WHAT NEEDS TO BE DONE: Without further comment, state how many lines in the listing below contain the word "calculate".

Records

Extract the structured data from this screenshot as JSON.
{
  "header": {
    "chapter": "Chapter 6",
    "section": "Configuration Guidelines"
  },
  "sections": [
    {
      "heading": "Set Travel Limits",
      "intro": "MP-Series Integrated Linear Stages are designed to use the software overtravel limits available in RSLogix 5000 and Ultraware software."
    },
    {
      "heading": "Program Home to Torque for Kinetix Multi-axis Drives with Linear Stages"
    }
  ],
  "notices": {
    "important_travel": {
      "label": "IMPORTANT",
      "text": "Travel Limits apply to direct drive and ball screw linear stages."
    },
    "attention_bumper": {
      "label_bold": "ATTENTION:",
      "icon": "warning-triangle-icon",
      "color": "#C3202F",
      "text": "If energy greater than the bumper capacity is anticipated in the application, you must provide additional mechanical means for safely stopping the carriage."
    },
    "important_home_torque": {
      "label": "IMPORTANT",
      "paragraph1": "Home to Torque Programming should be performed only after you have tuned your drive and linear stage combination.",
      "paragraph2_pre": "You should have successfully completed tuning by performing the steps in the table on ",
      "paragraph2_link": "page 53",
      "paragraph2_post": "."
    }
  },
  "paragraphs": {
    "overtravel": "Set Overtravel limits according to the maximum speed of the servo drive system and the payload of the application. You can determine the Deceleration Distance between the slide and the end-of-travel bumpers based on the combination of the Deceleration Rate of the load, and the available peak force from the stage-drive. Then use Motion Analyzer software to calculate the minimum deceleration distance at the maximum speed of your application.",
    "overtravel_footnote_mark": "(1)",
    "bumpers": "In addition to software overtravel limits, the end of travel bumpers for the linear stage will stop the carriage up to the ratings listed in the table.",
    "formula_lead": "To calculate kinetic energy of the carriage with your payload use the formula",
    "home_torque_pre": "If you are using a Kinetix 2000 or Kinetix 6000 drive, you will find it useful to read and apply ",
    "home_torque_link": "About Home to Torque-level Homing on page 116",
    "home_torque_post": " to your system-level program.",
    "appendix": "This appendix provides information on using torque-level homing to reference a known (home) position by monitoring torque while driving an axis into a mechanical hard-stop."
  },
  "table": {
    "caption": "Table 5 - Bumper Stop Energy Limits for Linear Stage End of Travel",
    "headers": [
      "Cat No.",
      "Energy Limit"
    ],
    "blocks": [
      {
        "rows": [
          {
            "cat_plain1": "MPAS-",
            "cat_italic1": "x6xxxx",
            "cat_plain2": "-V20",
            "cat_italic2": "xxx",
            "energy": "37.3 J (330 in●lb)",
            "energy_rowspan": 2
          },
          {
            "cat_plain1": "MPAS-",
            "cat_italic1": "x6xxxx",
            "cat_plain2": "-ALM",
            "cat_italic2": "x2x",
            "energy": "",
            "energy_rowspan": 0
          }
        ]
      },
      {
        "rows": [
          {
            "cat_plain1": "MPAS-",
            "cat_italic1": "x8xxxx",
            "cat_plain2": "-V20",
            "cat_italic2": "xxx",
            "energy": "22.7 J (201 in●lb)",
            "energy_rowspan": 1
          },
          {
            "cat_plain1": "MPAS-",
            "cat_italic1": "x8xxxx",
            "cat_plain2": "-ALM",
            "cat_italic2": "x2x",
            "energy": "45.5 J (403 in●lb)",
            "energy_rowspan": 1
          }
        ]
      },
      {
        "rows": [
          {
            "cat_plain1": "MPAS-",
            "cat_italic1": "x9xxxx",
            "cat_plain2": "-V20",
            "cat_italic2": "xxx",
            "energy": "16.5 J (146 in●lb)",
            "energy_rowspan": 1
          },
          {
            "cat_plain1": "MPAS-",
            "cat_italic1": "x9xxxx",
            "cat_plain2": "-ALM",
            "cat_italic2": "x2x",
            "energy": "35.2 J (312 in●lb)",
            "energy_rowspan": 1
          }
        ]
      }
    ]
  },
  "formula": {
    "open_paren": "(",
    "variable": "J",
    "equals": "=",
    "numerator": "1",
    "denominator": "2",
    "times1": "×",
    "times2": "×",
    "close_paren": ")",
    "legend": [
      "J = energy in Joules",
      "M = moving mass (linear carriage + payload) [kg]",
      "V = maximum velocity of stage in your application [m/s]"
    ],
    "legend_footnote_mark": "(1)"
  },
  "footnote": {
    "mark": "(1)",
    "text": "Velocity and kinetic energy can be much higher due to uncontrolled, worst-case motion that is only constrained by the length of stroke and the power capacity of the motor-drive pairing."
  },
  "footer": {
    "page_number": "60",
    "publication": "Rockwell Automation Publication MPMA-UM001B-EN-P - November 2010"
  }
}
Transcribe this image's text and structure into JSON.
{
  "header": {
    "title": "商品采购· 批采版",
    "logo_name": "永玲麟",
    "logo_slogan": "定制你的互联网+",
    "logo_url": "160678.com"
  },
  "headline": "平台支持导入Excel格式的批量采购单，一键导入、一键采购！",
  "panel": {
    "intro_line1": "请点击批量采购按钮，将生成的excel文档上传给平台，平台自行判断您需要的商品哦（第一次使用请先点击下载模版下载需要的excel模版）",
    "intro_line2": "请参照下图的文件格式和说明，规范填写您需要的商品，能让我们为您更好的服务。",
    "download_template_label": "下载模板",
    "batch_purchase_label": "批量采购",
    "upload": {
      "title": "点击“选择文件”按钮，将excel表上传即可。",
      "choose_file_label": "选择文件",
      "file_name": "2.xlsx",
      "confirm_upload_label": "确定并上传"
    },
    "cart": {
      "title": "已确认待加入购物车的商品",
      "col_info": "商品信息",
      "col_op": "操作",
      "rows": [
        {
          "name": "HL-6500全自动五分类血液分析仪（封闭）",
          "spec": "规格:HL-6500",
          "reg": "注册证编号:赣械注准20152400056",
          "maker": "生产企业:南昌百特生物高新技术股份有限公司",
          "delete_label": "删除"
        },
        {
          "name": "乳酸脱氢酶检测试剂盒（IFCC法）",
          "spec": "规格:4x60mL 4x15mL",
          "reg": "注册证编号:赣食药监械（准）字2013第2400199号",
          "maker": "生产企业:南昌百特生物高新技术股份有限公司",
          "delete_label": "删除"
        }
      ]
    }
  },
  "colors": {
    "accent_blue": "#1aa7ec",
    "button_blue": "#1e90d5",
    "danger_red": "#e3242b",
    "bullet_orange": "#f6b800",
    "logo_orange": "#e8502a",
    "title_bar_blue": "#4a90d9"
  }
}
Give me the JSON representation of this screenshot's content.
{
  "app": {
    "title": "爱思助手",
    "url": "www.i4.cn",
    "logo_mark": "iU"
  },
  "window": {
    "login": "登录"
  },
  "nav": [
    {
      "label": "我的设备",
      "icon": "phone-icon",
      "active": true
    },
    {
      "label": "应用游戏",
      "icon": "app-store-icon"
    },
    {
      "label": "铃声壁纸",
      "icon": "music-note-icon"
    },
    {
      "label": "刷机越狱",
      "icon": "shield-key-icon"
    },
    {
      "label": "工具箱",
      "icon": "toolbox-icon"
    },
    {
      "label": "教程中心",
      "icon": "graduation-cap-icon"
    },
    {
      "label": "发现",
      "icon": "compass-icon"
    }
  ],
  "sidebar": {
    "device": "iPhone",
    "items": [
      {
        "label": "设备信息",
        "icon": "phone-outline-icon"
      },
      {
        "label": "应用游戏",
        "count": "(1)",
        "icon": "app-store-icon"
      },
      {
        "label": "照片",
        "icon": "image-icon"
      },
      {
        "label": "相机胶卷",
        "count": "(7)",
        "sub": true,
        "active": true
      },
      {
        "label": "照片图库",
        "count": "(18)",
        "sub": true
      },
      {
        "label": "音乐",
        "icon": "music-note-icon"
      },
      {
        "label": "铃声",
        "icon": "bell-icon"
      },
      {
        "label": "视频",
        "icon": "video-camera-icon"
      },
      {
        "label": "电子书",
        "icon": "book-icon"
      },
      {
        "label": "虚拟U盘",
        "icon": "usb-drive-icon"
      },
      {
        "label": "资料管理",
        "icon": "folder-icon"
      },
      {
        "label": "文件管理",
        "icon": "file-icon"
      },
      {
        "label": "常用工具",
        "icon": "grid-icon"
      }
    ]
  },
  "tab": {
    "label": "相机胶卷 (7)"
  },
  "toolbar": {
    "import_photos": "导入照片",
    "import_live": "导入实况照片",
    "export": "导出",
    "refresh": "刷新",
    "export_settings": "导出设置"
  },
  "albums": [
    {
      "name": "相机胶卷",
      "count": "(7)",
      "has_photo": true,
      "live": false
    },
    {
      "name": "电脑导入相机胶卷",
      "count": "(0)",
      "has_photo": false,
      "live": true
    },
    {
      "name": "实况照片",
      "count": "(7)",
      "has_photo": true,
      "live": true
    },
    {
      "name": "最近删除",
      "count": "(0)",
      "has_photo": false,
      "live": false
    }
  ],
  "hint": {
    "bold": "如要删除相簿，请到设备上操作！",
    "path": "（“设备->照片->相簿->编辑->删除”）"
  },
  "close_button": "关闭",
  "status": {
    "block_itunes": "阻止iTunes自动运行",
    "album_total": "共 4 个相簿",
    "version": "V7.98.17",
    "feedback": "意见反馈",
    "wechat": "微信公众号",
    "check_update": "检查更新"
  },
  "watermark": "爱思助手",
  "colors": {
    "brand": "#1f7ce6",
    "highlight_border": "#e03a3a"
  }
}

RESULT: 2